WHAT IS BEING ASKED: Look through the entries below and count the lines with the word "date" in them; give only the number.

# start of EXERCISE INPUT

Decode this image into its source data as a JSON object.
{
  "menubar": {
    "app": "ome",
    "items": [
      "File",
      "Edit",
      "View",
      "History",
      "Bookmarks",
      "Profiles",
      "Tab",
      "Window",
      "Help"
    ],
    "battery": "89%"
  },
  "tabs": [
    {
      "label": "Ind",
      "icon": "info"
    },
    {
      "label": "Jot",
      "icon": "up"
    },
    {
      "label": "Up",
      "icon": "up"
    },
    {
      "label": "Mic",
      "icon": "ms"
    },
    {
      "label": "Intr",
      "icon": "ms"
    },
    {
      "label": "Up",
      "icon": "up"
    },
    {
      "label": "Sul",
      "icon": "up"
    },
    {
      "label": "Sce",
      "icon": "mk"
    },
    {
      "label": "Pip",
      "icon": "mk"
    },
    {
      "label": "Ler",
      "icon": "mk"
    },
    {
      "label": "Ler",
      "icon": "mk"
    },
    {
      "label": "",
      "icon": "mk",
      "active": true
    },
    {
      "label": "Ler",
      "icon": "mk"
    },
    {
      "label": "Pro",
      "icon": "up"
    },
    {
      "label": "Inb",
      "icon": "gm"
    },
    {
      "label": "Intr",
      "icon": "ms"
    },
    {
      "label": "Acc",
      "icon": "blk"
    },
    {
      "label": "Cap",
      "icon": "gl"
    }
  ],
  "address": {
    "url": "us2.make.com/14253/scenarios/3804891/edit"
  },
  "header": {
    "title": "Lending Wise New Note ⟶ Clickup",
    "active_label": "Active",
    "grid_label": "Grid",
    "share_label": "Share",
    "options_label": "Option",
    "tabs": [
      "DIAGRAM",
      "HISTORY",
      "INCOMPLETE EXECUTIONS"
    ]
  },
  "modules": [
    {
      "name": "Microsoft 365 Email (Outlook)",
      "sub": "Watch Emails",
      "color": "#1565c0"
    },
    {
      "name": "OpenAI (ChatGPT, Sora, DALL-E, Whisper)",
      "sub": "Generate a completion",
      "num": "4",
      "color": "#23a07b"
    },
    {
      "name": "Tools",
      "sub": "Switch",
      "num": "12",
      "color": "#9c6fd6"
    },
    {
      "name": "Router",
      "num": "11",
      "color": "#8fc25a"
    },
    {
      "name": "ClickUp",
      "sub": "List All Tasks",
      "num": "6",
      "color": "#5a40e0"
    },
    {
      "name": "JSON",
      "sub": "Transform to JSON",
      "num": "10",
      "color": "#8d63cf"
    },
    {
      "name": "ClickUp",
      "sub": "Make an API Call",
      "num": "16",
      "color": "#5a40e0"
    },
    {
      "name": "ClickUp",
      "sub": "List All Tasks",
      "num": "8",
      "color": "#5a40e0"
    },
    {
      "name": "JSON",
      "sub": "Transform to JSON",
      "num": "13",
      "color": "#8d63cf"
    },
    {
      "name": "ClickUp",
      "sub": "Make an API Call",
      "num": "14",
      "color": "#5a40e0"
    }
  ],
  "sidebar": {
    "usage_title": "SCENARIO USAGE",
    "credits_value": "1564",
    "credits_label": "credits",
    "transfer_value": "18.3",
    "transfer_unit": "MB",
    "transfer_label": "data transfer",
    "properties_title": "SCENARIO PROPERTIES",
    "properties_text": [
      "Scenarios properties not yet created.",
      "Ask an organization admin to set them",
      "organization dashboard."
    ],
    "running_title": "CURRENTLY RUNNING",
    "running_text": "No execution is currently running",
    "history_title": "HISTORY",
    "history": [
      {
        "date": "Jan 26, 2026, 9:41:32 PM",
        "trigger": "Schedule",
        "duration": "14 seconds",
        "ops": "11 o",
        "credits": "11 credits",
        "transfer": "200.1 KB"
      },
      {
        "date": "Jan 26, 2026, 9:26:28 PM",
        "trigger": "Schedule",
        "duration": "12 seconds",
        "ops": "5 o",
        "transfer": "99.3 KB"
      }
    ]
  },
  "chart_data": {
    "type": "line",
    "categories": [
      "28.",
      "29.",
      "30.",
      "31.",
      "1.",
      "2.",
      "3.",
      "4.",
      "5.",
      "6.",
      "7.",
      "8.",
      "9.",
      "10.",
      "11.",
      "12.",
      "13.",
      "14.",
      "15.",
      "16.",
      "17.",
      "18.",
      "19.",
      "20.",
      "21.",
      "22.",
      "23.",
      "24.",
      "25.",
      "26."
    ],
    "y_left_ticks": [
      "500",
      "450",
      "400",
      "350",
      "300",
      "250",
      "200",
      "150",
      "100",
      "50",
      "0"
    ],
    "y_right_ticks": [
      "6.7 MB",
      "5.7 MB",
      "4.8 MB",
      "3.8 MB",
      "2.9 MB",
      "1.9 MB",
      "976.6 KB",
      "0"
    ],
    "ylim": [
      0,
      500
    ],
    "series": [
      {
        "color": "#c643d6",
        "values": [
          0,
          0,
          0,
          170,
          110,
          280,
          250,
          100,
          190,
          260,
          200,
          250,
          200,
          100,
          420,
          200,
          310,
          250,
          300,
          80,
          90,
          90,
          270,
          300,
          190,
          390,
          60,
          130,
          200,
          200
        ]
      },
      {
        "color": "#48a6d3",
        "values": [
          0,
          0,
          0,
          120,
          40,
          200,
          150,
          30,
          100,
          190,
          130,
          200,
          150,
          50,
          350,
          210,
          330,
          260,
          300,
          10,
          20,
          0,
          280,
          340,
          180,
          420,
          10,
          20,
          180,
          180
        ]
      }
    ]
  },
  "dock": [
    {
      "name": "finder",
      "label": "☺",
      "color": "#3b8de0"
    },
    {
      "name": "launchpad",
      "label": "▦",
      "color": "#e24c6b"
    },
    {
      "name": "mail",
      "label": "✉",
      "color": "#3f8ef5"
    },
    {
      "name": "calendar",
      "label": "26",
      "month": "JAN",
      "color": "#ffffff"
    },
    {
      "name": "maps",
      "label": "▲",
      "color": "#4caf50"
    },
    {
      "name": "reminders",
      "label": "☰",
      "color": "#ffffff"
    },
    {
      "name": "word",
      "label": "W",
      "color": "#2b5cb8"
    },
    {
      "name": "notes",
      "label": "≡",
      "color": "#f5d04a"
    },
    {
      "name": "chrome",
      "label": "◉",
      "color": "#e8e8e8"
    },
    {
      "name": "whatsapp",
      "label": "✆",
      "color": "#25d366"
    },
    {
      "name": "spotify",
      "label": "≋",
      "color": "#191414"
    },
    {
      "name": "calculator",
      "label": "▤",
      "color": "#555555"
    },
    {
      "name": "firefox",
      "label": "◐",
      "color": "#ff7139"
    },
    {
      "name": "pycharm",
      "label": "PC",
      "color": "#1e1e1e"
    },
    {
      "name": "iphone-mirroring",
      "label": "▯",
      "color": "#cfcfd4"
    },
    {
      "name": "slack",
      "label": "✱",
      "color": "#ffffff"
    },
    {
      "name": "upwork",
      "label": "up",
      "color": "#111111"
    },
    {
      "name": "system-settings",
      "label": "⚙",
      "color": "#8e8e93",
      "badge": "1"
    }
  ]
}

# end of EXERCISE INPUT

RESPONSE TO THIS TASK: 2